#### [Problem]
Gather each line containing the string "INSERT" from these entries.
═════ Given records ═════
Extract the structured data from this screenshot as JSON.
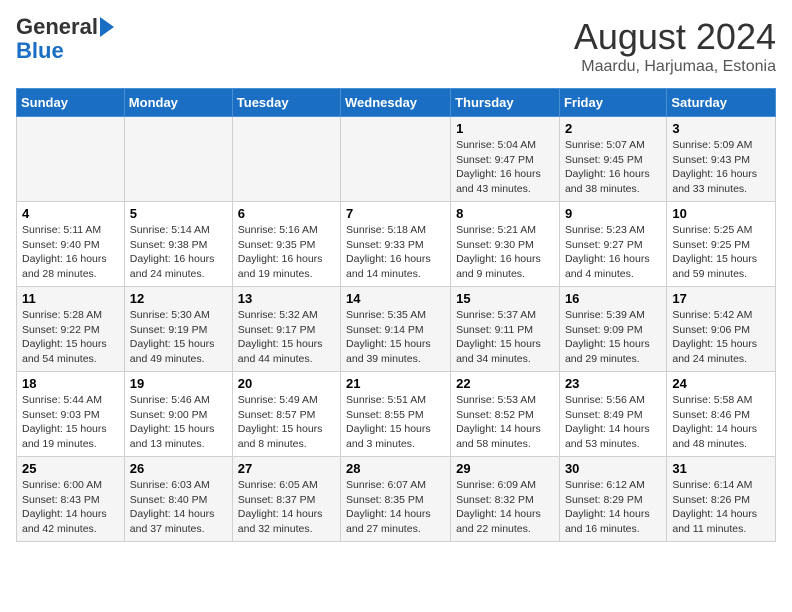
{
  "header": {
    "logo_line1": "General",
    "logo_line2": "Blue",
    "title": "August 2024",
    "subtitle": "Maardu, Harjumaa, Estonia"
  },
  "weekdays": [
    "Sunday",
    "Monday",
    "Tuesday",
    "Wednesday",
    "Thursday",
    "Friday",
    "Saturday"
  ],
  "weeks": [
    [
      {
        "day": "",
        "info": ""
      },
      {
        "day": "",
        "info": ""
      },
      {
        "day": "",
        "info": ""
      },
      {
        "day": "",
        "info": ""
      },
      {
        "day": "1",
        "info": "Sunrise: 5:04 AM\nSunset: 9:47 PM\nDaylight: 16 hours and 43 minutes."
      },
      {
        "day": "2",
        "info": "Sunrise: 5:07 AM\nSunset: 9:45 PM\nDaylight: 16 hours and 38 minutes."
      },
      {
        "day": "3",
        "info": "Sunrise: 5:09 AM\nSunset: 9:43 PM\nDaylight: 16 hours and 33 minutes."
      }
    ],
    [
      {
        "day": "4",
        "info": "Sunrise: 5:11 AM\nSunset: 9:40 PM\nDaylight: 16 hours and 28 minutes."
      },
      {
        "day": "5",
        "info": "Sunrise: 5:14 AM\nSunset: 9:38 PM\nDaylight: 16 hours and 24 minutes."
      },
      {
        "day": "6",
        "info": "Sunrise: 5:16 AM\nSunset: 9:35 PM\nDaylight: 16 hours and 19 minutes."
      },
      {
        "day": "7",
        "info": "Sunrise: 5:18 AM\nSunset: 9:33 PM\nDaylight: 16 hours and 14 minutes."
      },
      {
        "day": "8",
        "info": "Sunrise: 5:21 AM\nSunset: 9:30 PM\nDaylight: 16 hours and 9 minutes."
      },
      {
        "day": "9",
        "info": "Sunrise: 5:23 AM\nSunset: 9:27 PM\nDaylight: 16 hours and 4 minutes."
      },
      {
        "day": "10",
        "info": "Sunrise: 5:25 AM\nSunset: 9:25 PM\nDaylight: 15 hours and 59 minutes."
      }
    ],
    [
      {
        "day": "11",
        "info": "Sunrise: 5:28 AM\nSunset: 9:22 PM\nDaylight: 15 hours and 54 minutes."
      },
      {
        "day": "12",
        "info": "Sunrise: 5:30 AM\nSunset: 9:19 PM\nDaylight: 15 hours and 49 minutes."
      },
      {
        "day": "13",
        "info": "Sunrise: 5:32 AM\nSunset: 9:17 PM\nDaylight: 15 hours and 44 minutes."
      },
      {
        "day": "14",
        "info": "Sunrise: 5:35 AM\nSunset: 9:14 PM\nDaylight: 15 hours and 39 minutes."
      },
      {
        "day": "15",
        "info": "Sunrise: 5:37 AM\nSunset: 9:11 PM\nDaylight: 15 hours and 34 minutes."
      },
      {
        "day": "16",
        "info": "Sunrise: 5:39 AM\nSunset: 9:09 PM\nDaylight: 15 hours and 29 minutes."
      },
      {
        "day": "17",
        "info": "Sunrise: 5:42 AM\nSunset: 9:06 PM\nDaylight: 15 hours and 24 minutes."
      }
    ],
    [
      {
        "day": "18",
        "info": "Sunrise: 5:44 AM\nSunset: 9:03 PM\nDaylight: 15 hours and 19 minutes."
      },
      {
        "day": "19",
        "info": "Sunrise: 5:46 AM\nSunset: 9:00 PM\nDaylight: 15 hours and 13 minutes."
      },
      {
        "day": "20",
        "info": "Sunrise: 5:49 AM\nSunset: 8:57 PM\nDaylight: 15 hours and 8 minutes."
      },
      {
        "day": "21",
        "info": "Sunrise: 5:51 AM\nSunset: 8:55 PM\nDaylight: 15 hours and 3 minutes."
      },
      {
        "day": "22",
        "info": "Sunrise: 5:53 AM\nSunset: 8:52 PM\nDaylight: 14 hours and 58 minutes."
      },
      {
        "day": "23",
        "info": "Sunrise: 5:56 AM\nSunset: 8:49 PM\nDaylight: 14 hours and 53 minutes."
      },
      {
        "day": "24",
        "info": "Sunrise: 5:58 AM\nSunset: 8:46 PM\nDaylight: 14 hours and 48 minutes."
      }
    ],
    [
      {
        "day": "25",
        "info": "Sunrise: 6:00 AM\nSunset: 8:43 PM\nDaylight: 14 hours and 42 minutes."
      },
      {
        "day": "26",
        "info": "Sunrise: 6:03 AM\nSunset: 8:40 PM\nDaylight: 14 hours and 37 minutes."
      },
      {
        "day": "27",
        "info": "Sunrise: 6:05 AM\nSunset: 8:37 PM\nDaylight: 14 hours and 32 minutes."
      },
      {
        "day": "28",
        "info": "Sunrise: 6:07 AM\nSunset: 8:35 PM\nDaylight: 14 hours and 27 minutes."
      },
      {
        "day": "29",
        "info": "Sunrise: 6:09 AM\nSunset: 8:32 PM\nDaylight: 14 hours and 22 minutes."
      },
      {
        "day": "30",
        "info": "Sunrise: 6:12 AM\nSunset: 8:29 PM\nDaylight: 14 hours and 16 minutes."
      },
      {
        "day": "31",
        "info": "Sunrise: 6:14 AM\nSunset: 8:26 PM\nDaylight: 14 hours and 11 minutes."
      }
    ]
  ]
}
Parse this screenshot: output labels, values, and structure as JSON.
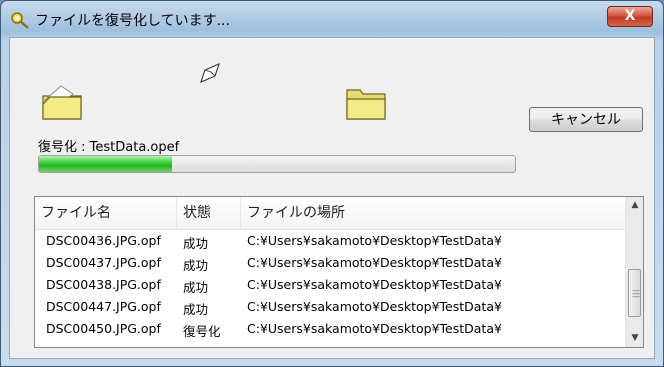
{
  "window": {
    "title": "ファイルを復号化しています...",
    "close_label": "X"
  },
  "status": {
    "label": "復号化 : TestData.opef",
    "progress": 0.28
  },
  "buttons": {
    "cancel": "キャンセル"
  },
  "list": {
    "headers": [
      "ファイル名",
      "状態",
      "ファイルの場所"
    ],
    "rows": [
      [
        "DSC00436.JPG.opf",
        "成功",
        "C:¥Users¥sakamoto¥Desktop¥TestData¥"
      ],
      [
        "DSC00437.JPG.opf",
        "成功",
        "C:¥Users¥sakamoto¥Desktop¥TestData¥"
      ],
      [
        "DSC00438.JPG.opf",
        "成功",
        "C:¥Users¥sakamoto¥Desktop¥TestData¥"
      ],
      [
        "DSC00447.JPG.opf",
        "成功",
        "C:¥Users¥sakamoto¥Desktop¥TestData¥"
      ],
      [
        "DSC00450.JPG.opf",
        "復号化",
        "C:¥Users¥sakamoto¥Desktop¥TestData¥"
      ]
    ]
  },
  "colors": {
    "progress_fill": "#2ab32a",
    "close_button": "#c13b22"
  },
  "icons": [
    "key-search-icon",
    "open-folder-icon",
    "flying-paper-icon",
    "folder-icon"
  ]
}
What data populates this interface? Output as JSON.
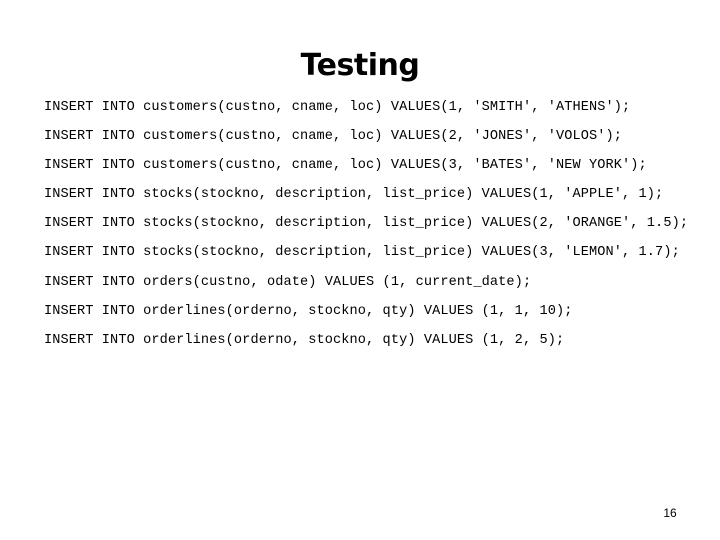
{
  "slide": {
    "title": "Testing",
    "page_number": "16"
  },
  "code": {
    "lines": [
      "INSERT INTO customers(custno, cname, loc) VALUES(1, 'SMITH', 'ATHENS');",
      "INSERT INTO customers(custno, cname, loc) VALUES(2, 'JONES', 'VOLOS');",
      "INSERT INTO customers(custno, cname, loc) VALUES(3, 'BATES', 'NEW YORK');",
      "INSERT INTO stocks(stockno, description, list_price) VALUES(1, 'APPLE', 1);",
      "INSERT INTO stocks(stockno, description, list_price) VALUES(2, 'ORANGE', 1.5);",
      "INSERT INTO stocks(stockno, description, list_price) VALUES(3, 'LEMON', 1.7);",
      "INSERT INTO orders(custno, odate) VALUES (1, current_date);",
      "INSERT INTO orderlines(orderno, stockno, qty) VALUES (1, 1, 10);",
      "INSERT INTO orderlines(orderno, stockno, qty) VALUES (1, 2, 5);"
    ]
  }
}
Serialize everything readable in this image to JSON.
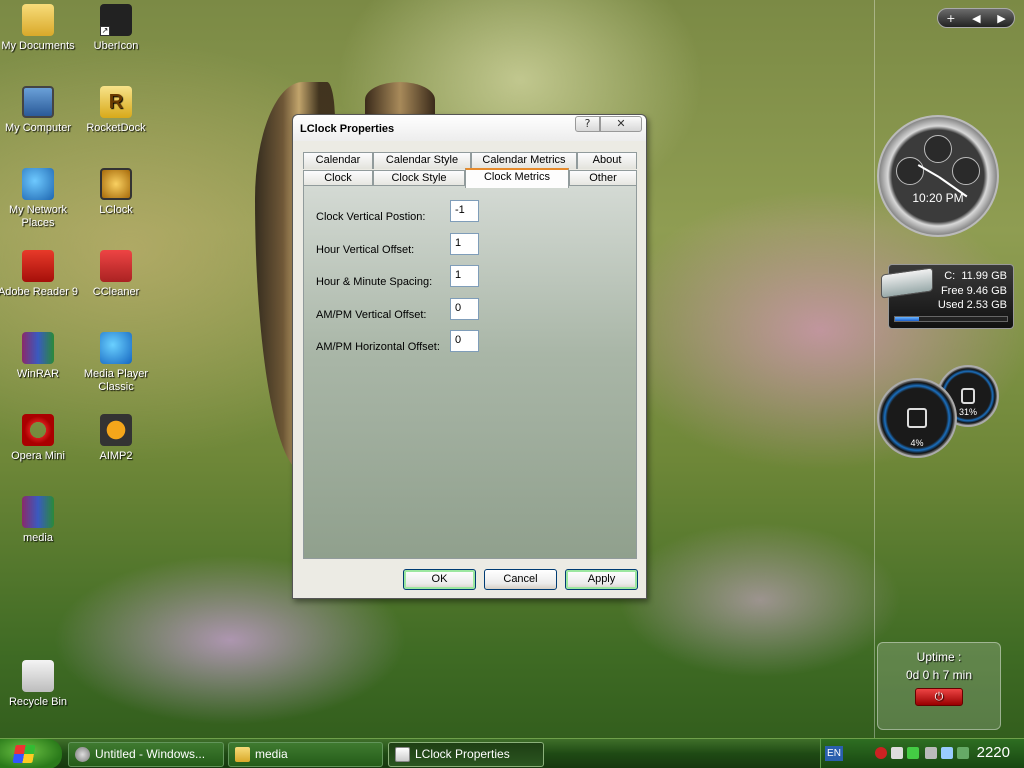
{
  "desktop": {
    "icons": [
      {
        "label": "My Documents",
        "icon": "folder-icon"
      },
      {
        "label": "UberIcon",
        "icon": "ubericon-icon"
      },
      {
        "label": "My Computer",
        "icon": "computer-icon"
      },
      {
        "label": "RocketDock",
        "icon": "rocketdock-icon",
        "glyph": "R"
      },
      {
        "label": "My Network Places",
        "icon": "network-icon"
      },
      {
        "label": "LClock",
        "icon": "lclock-icon"
      },
      {
        "label": "Adobe Reader 9",
        "icon": "adobe-reader-icon"
      },
      {
        "label": "CCleaner",
        "icon": "ccleaner-icon"
      },
      {
        "label": "WinRAR",
        "icon": "winrar-icon"
      },
      {
        "label": "Media Player Classic",
        "icon": "media-player-icon"
      },
      {
        "label": "Opera Mini",
        "icon": "opera-icon"
      },
      {
        "label": "AIMP2",
        "icon": "aimp-icon"
      },
      {
        "label": "media",
        "icon": "rar-archive-icon"
      },
      {
        "label": "Recycle Bin",
        "icon": "recycle-bin-icon"
      }
    ]
  },
  "dialog": {
    "title": "LClock Properties",
    "help_glyph": "?",
    "close_glyph": "✕",
    "tabs_row1": [
      "Calendar",
      "Calendar Style",
      "Calendar Metrics",
      "About"
    ],
    "tabs_row2": [
      "Clock",
      "Clock Style",
      "Clock Metrics",
      "Other"
    ],
    "active_tab": "Clock Metrics",
    "fields": [
      {
        "label": "Clock Vertical Postion:",
        "value": "-1"
      },
      {
        "label": "Hour Vertical Offset:",
        "value": "1"
      },
      {
        "label": "Hour & Minute Spacing:",
        "value": "1"
      },
      {
        "label": "AM/PM Vertical Offset:",
        "value": "0"
      },
      {
        "label": "AM/PM Horizontal Offset:",
        "value": "0"
      }
    ],
    "buttons": {
      "ok": "OK",
      "cancel": "Cancel",
      "apply": "Apply"
    }
  },
  "gadgets": {
    "toolbar": {
      "add": "+",
      "prev": "◀",
      "next": "▶"
    },
    "clock": {
      "time": "10:20 PM"
    },
    "drive": {
      "drive": "C:",
      "capacity": "11.99 GB",
      "free_label": "Free",
      "free": "9.46 GB",
      "used_label": "Used",
      "used": "2.53 GB",
      "used_fraction": 0.21
    },
    "cpu_meter": {
      "value": "4%"
    },
    "mem_meter": {
      "value": "31%"
    },
    "uptime": {
      "title": "Uptime :",
      "value": "0d 0 h 7 min",
      "power_glyph": "⏻"
    }
  },
  "taskbar": {
    "tasks": [
      {
        "label": "Untitled - Windows...",
        "icon": "windows-movie-maker-icon"
      },
      {
        "label": "media",
        "icon": "folder-icon"
      },
      {
        "label": "LClock Properties",
        "icon": "window-icon",
        "active": true
      }
    ],
    "tray": {
      "language": "EN",
      "clock": "2220"
    }
  }
}
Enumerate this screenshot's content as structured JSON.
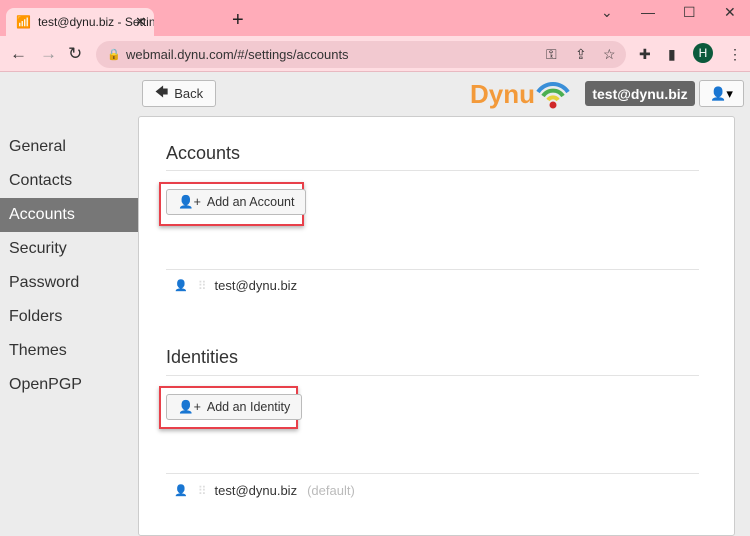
{
  "browser": {
    "tab_title": "test@dynu.biz - Settings - Dynu W",
    "url": "webmail.dynu.com/#/settings/accounts",
    "profile_initial": "H"
  },
  "header": {
    "back_label": "Back",
    "logo": "Dynu",
    "user_email": "test@dynu.biz"
  },
  "sidebar": {
    "items": [
      {
        "label": "General"
      },
      {
        "label": "Contacts"
      },
      {
        "label": "Accounts",
        "active": true
      },
      {
        "label": "Security"
      },
      {
        "label": "Password"
      },
      {
        "label": "Folders"
      },
      {
        "label": "Themes"
      },
      {
        "label": "OpenPGP"
      }
    ]
  },
  "accounts": {
    "title": "Accounts",
    "add_label": "Add an Account",
    "items": [
      {
        "email": "test@dynu.biz"
      }
    ]
  },
  "identities": {
    "title": "Identities",
    "add_label": "Add an Identity",
    "items": [
      {
        "email": "test@dynu.biz",
        "tag": "(default)"
      }
    ]
  },
  "colors": {
    "highlight": "#e8404a",
    "active_sidebar": "#777777",
    "logo": "#f39a3a"
  }
}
═════
#### [Result for this exercise]
      "INSERT INTO customers(custno, cname, loc) VALUES(1, 'SMITH', 'ATHENS');",
      "INSERT INTO customers(custno, cname, loc) VALUES(2, 'JONES', 'VOLOS');",
      "INSERT INTO customers(custno, cname, loc) VALUES(3, 'BATES', 'NEW YORK');",
      "INSERT INTO stocks(stockno, description, list_price) VALUES(1, 'APPLE', 1);",
      "INSERT INTO stocks(stockno, description, list_price) VALUES(2, 'ORANGE', 1.5);",
      "INSERT INTO stocks(stockno, description, list_price) VALUES(3, 'LEMON', 1.7);",
      "INSERT INTO orders(custno, odate) VALUES (1, current_date);",
      "INSERT INTO orderlines(orderno, stockno, qty) VALUES (1, 1, 10);",
      "INSERT INTO orderlines(orderno, stockno, qty) VALUES (1, 2, 5);"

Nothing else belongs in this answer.